[Figure dataset records]
§

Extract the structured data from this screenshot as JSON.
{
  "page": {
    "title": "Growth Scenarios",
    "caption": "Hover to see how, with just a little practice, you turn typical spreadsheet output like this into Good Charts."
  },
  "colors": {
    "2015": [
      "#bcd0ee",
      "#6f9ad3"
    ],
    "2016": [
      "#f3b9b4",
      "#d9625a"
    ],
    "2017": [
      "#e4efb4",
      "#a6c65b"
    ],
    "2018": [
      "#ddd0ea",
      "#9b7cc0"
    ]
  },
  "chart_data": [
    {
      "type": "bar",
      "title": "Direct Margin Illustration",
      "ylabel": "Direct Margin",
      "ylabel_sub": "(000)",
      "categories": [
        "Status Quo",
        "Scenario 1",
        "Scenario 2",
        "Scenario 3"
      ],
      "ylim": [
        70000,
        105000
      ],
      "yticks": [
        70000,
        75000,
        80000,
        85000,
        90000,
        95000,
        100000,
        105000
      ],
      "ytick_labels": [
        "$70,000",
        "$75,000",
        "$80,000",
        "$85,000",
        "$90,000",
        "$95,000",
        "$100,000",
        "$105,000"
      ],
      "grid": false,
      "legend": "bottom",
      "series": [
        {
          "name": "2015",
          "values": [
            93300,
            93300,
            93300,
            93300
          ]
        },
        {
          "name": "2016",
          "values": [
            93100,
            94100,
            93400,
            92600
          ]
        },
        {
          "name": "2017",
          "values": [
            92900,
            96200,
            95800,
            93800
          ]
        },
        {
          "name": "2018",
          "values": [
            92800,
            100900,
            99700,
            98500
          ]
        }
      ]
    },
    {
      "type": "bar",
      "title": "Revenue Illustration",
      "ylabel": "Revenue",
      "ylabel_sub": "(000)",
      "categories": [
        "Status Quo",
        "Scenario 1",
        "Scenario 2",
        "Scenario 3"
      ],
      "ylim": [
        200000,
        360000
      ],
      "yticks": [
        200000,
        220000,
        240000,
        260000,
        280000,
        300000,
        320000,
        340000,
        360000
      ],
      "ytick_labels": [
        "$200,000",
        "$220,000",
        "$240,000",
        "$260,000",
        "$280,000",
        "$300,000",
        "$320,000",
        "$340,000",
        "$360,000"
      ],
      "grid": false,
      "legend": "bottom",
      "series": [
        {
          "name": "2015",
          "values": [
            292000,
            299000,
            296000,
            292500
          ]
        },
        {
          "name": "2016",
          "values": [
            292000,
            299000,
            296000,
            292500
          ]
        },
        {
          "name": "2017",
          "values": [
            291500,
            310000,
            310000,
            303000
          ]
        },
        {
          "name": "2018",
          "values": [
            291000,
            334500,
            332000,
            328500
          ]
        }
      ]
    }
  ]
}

§

(STATED PROBLEM) Please reproduce every line of the material word for word.

(TASK ANSWER)
Extract the structured data from this screenshot as JSON.
{
  "page": {
    "title": "Growth Scenarios",
    "caption": "Hover to see how, with just a little practice, you turn typical spreadsheet output like this into Good Charts."
  },
  "colors": {
    "2015": [
      "#bcd0ee",
      "#6f9ad3"
    ],
    "2016": [
      "#f3b9b4",
      "#d9625a"
    ],
    "2017": [
      "#e4efb4",
      "#a6c65b"
    ],
    "2018": [
      "#ddd0ea",
      "#9b7cc0"
    ]
  },
  "chart_data": [
    {
      "type": "bar",
      "title": "Direct Margin Illustration",
      "ylabel": "Direct Margin",
      "ylabel_sub": "(000)",
      "categories": [
        "Status Quo",
        "Scenario 1",
        "Scenario 2",
        "Scenario 3"
      ],
      "ylim": [
        70000,
        105000
      ],
      "yticks": [
        70000,
        75000,
        80000,
        85000,
        90000,
        95000,
        100000,
        105000
      ],
      "ytick_labels": [
        "$70,000",
        "$75,000",
        "$80,000",
        "$85,000",
        "$90,000",
        "$95,000",
        "$100,000",
        "$105,000"
      ],
      "grid": false,
      "legend": "bottom",
      "series": [
        {
          "name": "2015",
          "values": [
            93300,
            93300,
            93300,
            93300
          ]
        },
        {
          "name": "2016",
          "values": [
            93100,
            94100,
            93400,
            92600
          ]
        },
        {
          "name": "2017",
          "values": [
            92900,
            96200,
            95800,
            93800
          ]
        },
        {
          "name": "2018",
          "values": [
            92800,
            100900,
            99700,
            98500
          ]
        }
      ]
    },
    {
      "type": "bar",
      "title": "Revenue Illustration",
      "ylabel": "Revenue",
      "ylabel_sub": "(000)",
      "categories": [
        "Status Quo",
        "Scenario 1",
        "Scenario 2",
        "Scenario 3"
      ],
      "ylim": [
        200000,
        360000
      ],
      "yticks": [
        200000,
        220000,
        240000,
        260000,
        280000,
        300000,
        320000,
        340000,
        360000
      ],
      "ytick_labels": [
        "$200,000",
        "$220,000",
        "$240,000",
        "$260,000",
        "$280,000",
        "$300,000",
        "$320,000",
        "$340,000",
        "$360,000"
      ],
      "grid": false,
      "legend": "bottom",
      "series": [
        {
          "name": "2015",
          "values": [
            292000,
            299000,
            296000,
            292500
          ]
        },
        {
          "name": "2016",
          "values": [
            292000,
            299000,
            296000,
            292500
          ]
        },
        {
          "name": "2017",
          "values": [
            291500,
            310000,
            310000,
            303000
          ]
        },
        {
          "name": "2018",
          "values": [
            291000,
            334500,
            332000,
            328500
          ]
        }
      ]
    }
  ]
}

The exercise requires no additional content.